The task:
Copy all entries without alteration and skip the pictures they hold.

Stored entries
— start —

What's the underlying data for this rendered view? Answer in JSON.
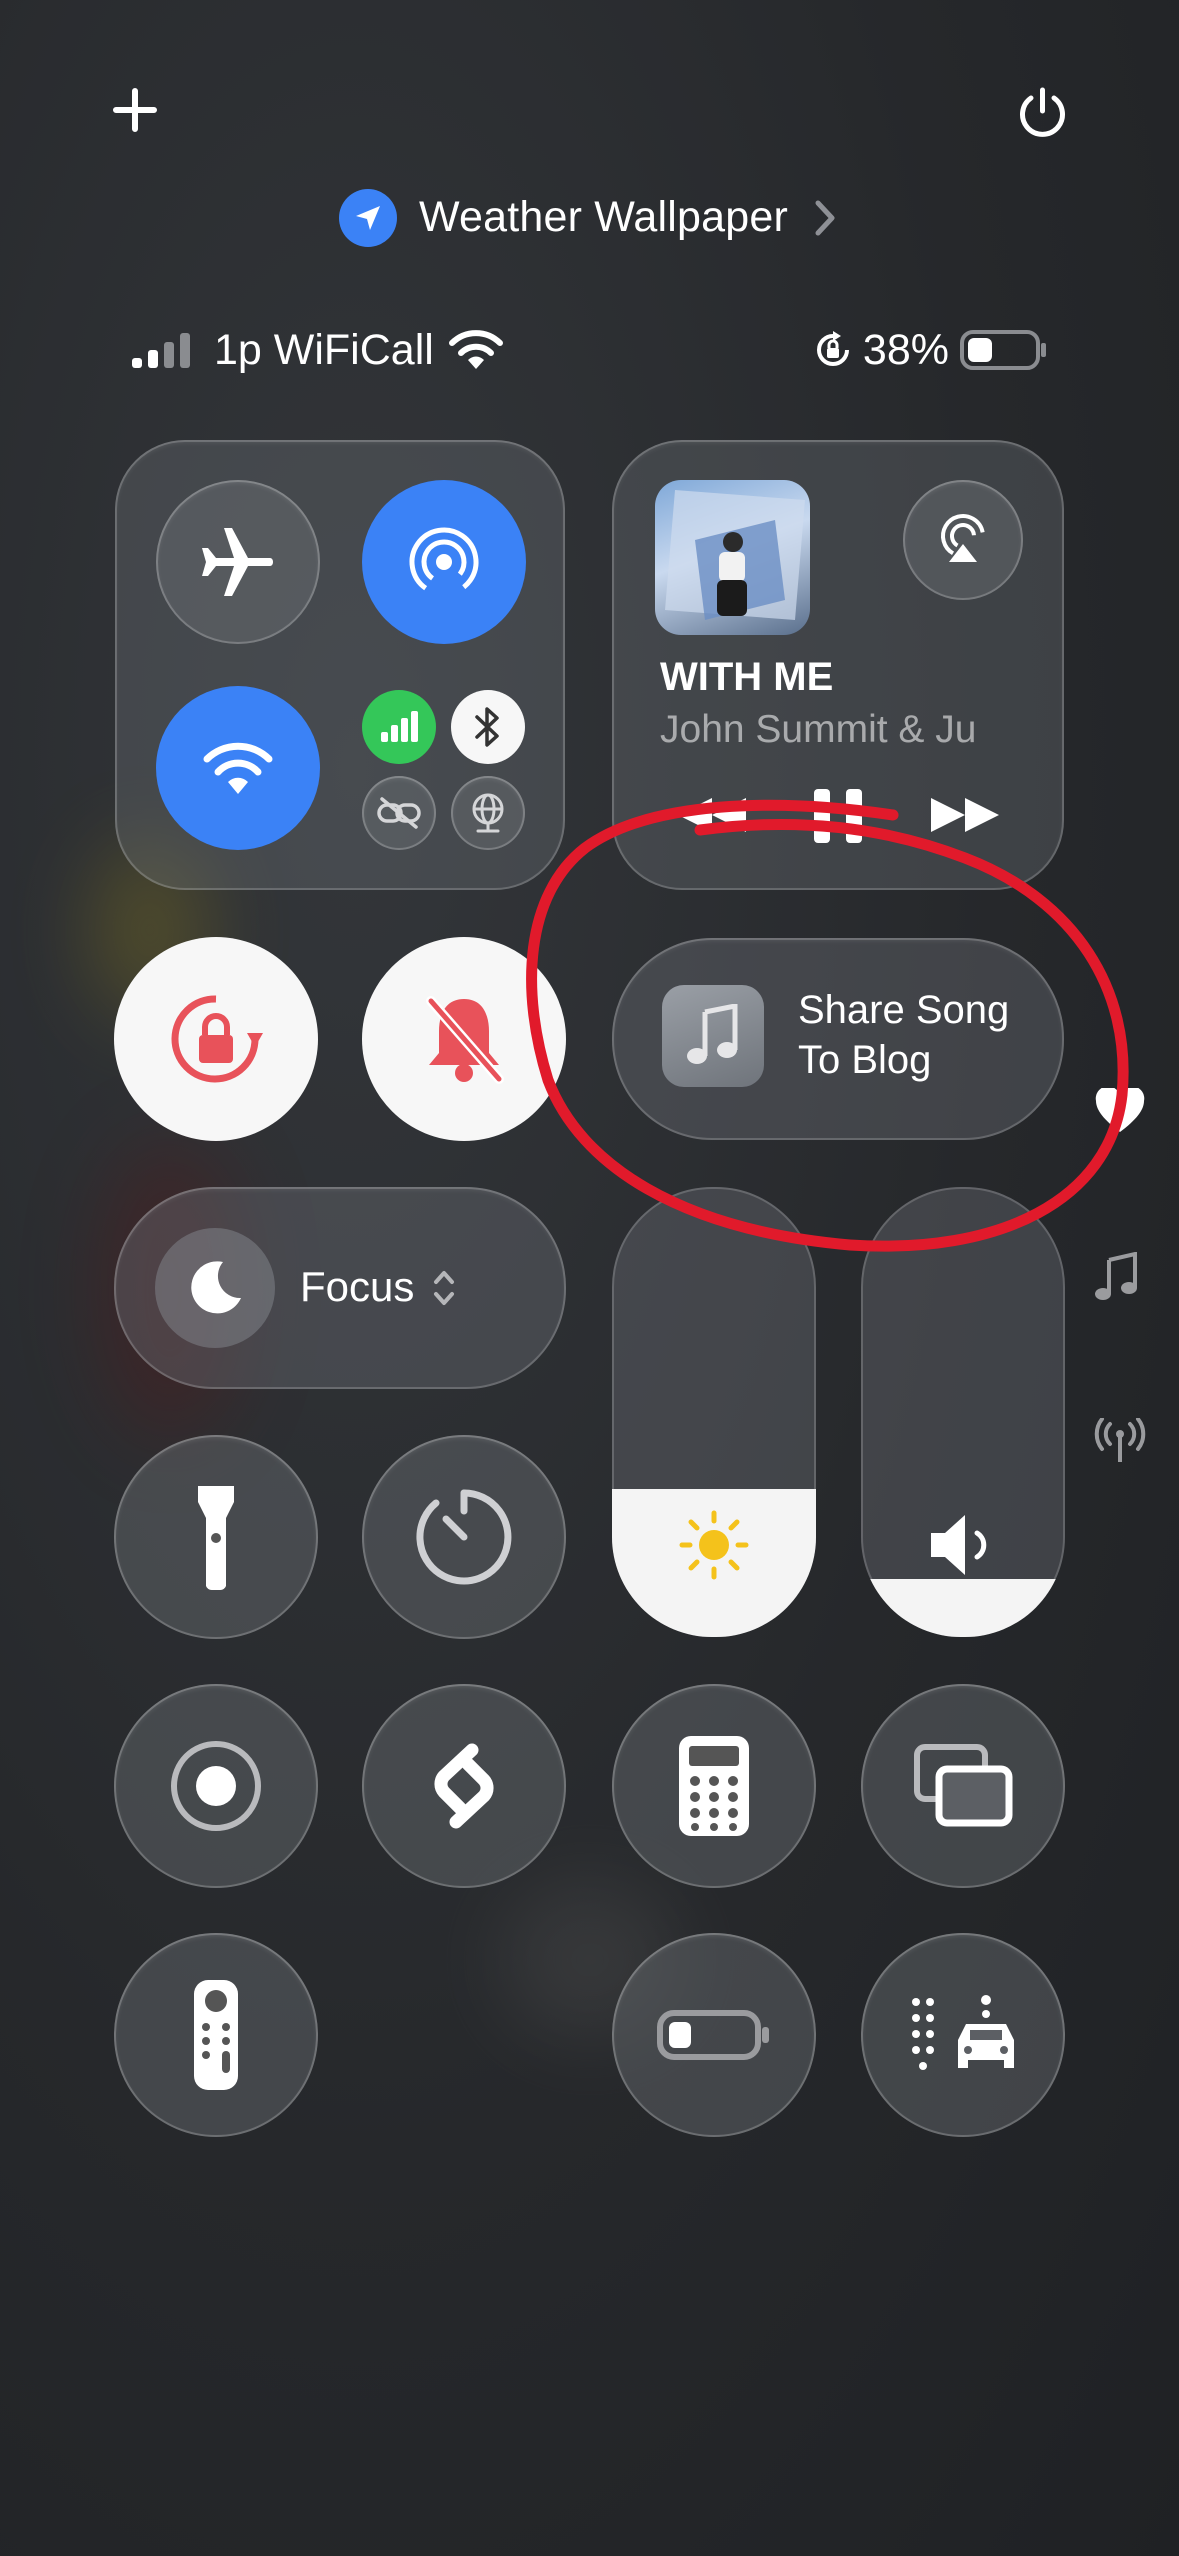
{
  "header": {
    "add_icon": "plus-icon",
    "power_icon": "power-icon",
    "location_label": "Weather Wallpaper"
  },
  "status_bar": {
    "carrier": "1p WiFiCall",
    "battery_percent": "38%",
    "battery_level": 0.38
  },
  "connectivity": {
    "airplane": {
      "icon": "airplane-icon",
      "on": false
    },
    "airdrop": {
      "icon": "airdrop-icon",
      "on": true
    },
    "wifi": {
      "icon": "wifi-icon",
      "on": true
    },
    "cellular": {
      "icon": "cellular-icon",
      "on": true
    },
    "bluetooth": {
      "icon": "bluetooth-icon",
      "on": true
    },
    "hotspot": {
      "icon": "link-icon",
      "on": false
    },
    "vpn": {
      "icon": "globe-icon",
      "on": false
    }
  },
  "media": {
    "title": "WITH ME",
    "artist": "John Summit & Ju",
    "airplay_icon": "airplay-icon"
  },
  "shortcut": {
    "line1": "Share Song",
    "line2": "To Blog",
    "icon": "music-note-icon"
  },
  "focus": {
    "label": "Focus"
  },
  "sliders": {
    "brightness": {
      "icon": "sun-icon",
      "level": 0.33
    },
    "volume": {
      "icon": "speaker-icon",
      "level": 0.13
    }
  },
  "side_indicators": [
    "heart-icon",
    "music-note-icon",
    "antenna-icon"
  ],
  "controls": [
    "rotation-lock-icon",
    "silent-mode-icon",
    "flashlight-icon",
    "timer-icon",
    "screen-record-icon",
    "shazam-icon",
    "calculator-icon",
    "screen-mirroring-icon",
    "remote-icon",
    "low-power-icon",
    "driving-focus-icon"
  ],
  "colors": {
    "accent_blue": "#3b82f6",
    "cell_green": "#34c759",
    "alert_red": "#e8525a",
    "annotation_red": "#e11a2b"
  }
}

— end —

Full response:
What's the underlying data for this rendered view? Answer in JSON.
{
  "header": {
    "add_icon": "plus-icon",
    "power_icon": "power-icon",
    "location_label": "Weather Wallpaper"
  },
  "status_bar": {
    "carrier": "1p WiFiCall",
    "battery_percent": "38%",
    "battery_level": 0.38
  },
  "connectivity": {
    "airplane": {
      "icon": "airplane-icon",
      "on": false
    },
    "airdrop": {
      "icon": "airdrop-icon",
      "on": true
    },
    "wifi": {
      "icon": "wifi-icon",
      "on": true
    },
    "cellular": {
      "icon": "cellular-icon",
      "on": true
    },
    "bluetooth": {
      "icon": "bluetooth-icon",
      "on": true
    },
    "hotspot": {
      "icon": "link-icon",
      "on": false
    },
    "vpn": {
      "icon": "globe-icon",
      "on": false
    }
  },
  "media": {
    "title": "WITH ME",
    "artist": "John Summit & Ju",
    "airplay_icon": "airplay-icon"
  },
  "shortcut": {
    "line1": "Share Song",
    "line2": "To Blog",
    "icon": "music-note-icon"
  },
  "focus": {
    "label": "Focus"
  },
  "sliders": {
    "brightness": {
      "icon": "sun-icon",
      "level": 0.33
    },
    "volume": {
      "icon": "speaker-icon",
      "level": 0.13
    }
  },
  "side_indicators": [
    "heart-icon",
    "music-note-icon",
    "antenna-icon"
  ],
  "controls": [
    "rotation-lock-icon",
    "silent-mode-icon",
    "flashlight-icon",
    "timer-icon",
    "screen-record-icon",
    "shazam-icon",
    "calculator-icon",
    "screen-mirroring-icon",
    "remote-icon",
    "low-power-icon",
    "driving-focus-icon"
  ],
  "colors": {
    "accent_blue": "#3b82f6",
    "cell_green": "#34c759",
    "alert_red": "#e8525a",
    "annotation_red": "#e11a2b"
  }
}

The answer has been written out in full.